(Data entries)
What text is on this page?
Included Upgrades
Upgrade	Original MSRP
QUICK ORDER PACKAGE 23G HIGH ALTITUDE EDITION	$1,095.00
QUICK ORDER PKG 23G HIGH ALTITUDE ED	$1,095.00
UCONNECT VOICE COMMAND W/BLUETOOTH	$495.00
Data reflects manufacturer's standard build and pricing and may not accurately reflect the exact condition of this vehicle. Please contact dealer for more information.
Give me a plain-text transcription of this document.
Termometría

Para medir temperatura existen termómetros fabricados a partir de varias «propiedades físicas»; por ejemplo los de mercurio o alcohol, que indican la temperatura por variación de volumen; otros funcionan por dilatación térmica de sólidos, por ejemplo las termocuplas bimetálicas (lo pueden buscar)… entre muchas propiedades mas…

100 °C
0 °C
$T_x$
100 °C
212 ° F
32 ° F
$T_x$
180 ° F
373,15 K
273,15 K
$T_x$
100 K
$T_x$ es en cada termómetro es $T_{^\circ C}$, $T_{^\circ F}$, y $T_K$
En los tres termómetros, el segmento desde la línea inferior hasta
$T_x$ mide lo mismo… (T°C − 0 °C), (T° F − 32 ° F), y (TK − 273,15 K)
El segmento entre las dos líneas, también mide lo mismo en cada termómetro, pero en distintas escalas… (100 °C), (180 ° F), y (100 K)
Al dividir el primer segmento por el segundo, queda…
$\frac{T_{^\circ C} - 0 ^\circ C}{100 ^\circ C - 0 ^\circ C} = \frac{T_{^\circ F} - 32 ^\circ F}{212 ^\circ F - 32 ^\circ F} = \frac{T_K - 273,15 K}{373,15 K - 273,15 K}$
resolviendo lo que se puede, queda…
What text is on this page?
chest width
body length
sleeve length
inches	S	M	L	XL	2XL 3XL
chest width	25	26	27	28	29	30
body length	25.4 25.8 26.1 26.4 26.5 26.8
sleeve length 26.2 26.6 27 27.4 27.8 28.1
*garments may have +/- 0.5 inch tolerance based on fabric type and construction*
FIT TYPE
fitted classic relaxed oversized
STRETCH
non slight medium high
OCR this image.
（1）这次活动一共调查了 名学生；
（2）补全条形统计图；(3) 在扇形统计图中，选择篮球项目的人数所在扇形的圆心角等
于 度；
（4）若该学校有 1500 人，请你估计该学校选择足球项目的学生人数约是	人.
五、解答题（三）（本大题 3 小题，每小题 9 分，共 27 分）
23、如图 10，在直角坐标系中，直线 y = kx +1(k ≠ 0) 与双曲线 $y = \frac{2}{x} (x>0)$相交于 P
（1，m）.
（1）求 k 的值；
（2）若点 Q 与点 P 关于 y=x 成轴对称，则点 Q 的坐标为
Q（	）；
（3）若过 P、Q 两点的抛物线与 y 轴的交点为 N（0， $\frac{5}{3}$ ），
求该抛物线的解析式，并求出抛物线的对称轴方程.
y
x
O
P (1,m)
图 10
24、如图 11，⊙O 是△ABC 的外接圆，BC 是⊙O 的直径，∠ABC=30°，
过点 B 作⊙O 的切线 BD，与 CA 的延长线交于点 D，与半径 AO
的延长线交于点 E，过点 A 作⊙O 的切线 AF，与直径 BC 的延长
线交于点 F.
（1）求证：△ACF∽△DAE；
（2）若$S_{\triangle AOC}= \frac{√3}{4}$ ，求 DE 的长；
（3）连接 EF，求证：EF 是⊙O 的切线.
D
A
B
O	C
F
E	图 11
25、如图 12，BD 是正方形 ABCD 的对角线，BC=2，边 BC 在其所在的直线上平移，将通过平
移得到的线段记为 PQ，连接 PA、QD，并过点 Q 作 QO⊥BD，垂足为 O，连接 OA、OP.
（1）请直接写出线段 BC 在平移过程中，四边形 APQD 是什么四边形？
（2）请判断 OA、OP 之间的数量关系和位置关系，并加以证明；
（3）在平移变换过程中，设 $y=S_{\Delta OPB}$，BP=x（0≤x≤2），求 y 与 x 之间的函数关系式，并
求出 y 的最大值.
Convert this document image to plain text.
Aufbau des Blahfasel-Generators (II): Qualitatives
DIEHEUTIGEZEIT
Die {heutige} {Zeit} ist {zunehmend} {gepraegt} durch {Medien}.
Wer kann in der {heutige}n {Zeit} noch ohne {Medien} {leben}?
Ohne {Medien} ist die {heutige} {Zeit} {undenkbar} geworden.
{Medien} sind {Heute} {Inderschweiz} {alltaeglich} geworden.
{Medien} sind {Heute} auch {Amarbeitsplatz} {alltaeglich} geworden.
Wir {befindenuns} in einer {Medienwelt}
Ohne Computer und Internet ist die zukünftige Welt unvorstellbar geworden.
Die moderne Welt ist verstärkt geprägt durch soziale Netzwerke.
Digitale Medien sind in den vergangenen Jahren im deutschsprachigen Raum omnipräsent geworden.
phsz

#### PROBLEM REQUIREMENTS
State how many lines of the listing above hold the word "entre", with nothing but the number.

#### SOLVED PROBLEM
2